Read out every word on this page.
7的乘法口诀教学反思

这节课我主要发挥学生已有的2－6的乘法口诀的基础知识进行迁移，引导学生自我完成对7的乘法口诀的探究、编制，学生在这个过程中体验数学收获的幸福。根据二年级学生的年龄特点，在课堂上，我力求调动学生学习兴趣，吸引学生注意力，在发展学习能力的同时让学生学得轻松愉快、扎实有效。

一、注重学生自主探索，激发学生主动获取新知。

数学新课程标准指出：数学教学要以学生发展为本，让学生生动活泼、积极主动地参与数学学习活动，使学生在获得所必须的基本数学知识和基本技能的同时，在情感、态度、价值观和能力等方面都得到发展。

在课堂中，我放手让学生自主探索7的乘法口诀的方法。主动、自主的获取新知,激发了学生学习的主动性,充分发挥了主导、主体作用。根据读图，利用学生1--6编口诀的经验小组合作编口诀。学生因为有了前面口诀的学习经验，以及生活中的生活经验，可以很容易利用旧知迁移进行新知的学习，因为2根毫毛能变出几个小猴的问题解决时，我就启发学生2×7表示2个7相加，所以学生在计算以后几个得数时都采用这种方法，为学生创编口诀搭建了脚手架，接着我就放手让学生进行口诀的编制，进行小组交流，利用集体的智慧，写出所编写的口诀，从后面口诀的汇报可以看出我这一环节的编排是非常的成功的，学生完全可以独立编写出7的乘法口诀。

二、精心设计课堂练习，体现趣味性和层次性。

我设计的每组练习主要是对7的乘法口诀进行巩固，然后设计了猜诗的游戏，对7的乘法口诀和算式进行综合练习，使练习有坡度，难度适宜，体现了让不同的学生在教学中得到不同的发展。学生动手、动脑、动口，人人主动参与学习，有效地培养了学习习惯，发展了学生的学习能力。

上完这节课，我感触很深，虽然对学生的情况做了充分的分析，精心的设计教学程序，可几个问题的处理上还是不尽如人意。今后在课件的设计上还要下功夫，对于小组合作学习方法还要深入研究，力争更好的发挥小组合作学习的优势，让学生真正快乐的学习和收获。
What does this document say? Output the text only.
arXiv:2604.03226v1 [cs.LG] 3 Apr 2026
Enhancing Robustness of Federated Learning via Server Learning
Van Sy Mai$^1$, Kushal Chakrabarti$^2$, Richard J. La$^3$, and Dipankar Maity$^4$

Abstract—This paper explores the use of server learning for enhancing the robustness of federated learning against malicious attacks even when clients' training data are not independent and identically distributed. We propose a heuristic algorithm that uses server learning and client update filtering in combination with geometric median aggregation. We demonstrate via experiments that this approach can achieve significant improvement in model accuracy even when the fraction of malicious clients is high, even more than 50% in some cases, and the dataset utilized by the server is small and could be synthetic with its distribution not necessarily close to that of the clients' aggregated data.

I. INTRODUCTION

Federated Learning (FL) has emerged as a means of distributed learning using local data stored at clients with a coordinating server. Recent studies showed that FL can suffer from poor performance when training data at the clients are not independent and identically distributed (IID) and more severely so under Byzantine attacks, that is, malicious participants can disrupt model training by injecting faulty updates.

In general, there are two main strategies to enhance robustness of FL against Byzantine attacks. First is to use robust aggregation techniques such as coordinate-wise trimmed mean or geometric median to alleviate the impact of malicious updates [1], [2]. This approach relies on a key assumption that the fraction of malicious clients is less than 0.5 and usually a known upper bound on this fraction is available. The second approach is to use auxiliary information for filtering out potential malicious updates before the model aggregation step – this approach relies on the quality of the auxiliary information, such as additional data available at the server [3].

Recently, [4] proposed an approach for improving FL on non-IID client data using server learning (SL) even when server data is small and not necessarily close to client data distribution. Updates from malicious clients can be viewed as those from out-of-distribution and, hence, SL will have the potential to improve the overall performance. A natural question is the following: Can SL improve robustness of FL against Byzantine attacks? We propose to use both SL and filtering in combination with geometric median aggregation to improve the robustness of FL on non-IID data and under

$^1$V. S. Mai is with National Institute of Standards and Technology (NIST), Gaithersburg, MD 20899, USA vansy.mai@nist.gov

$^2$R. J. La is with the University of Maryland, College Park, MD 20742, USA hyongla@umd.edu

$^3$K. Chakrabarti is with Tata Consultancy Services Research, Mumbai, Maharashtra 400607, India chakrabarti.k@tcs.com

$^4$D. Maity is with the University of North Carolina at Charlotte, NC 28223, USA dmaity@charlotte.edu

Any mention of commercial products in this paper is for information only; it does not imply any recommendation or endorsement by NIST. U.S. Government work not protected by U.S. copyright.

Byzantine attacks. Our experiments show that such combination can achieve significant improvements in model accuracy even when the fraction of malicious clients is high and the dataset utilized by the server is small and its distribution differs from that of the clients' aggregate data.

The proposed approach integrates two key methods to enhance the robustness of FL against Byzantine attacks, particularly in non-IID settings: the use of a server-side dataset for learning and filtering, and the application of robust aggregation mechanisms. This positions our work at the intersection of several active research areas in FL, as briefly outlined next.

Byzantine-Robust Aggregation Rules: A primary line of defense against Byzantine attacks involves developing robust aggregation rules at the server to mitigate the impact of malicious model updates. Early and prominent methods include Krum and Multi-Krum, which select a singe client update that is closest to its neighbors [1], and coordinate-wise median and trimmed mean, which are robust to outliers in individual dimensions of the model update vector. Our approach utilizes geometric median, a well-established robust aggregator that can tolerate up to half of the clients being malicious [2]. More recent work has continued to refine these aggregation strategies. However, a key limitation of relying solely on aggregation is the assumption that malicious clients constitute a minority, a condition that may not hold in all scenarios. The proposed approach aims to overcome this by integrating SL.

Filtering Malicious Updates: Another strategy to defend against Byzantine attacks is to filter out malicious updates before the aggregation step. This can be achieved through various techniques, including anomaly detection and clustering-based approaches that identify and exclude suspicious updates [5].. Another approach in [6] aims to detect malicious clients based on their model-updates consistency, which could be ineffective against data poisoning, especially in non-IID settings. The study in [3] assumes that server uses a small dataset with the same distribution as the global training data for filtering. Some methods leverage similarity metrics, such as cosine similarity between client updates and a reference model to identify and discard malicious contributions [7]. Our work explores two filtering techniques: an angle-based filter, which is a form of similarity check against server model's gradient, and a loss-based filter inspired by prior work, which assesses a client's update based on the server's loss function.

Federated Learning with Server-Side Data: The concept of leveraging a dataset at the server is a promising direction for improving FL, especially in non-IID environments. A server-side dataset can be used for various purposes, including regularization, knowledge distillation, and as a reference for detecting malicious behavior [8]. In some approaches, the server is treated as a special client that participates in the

• YOUR OBJECTIVE: Extract all lines of the records above that include "University".

• EXPECTED ANSWER:
$^2$R. J. La is with the University of Maryland, College Park, MD 20742, USA hyongla@umd.edu
$^4$D. Maity is with the University of North Carolina at Charlotte, NC 28223, USA dmaity@charlotte.edu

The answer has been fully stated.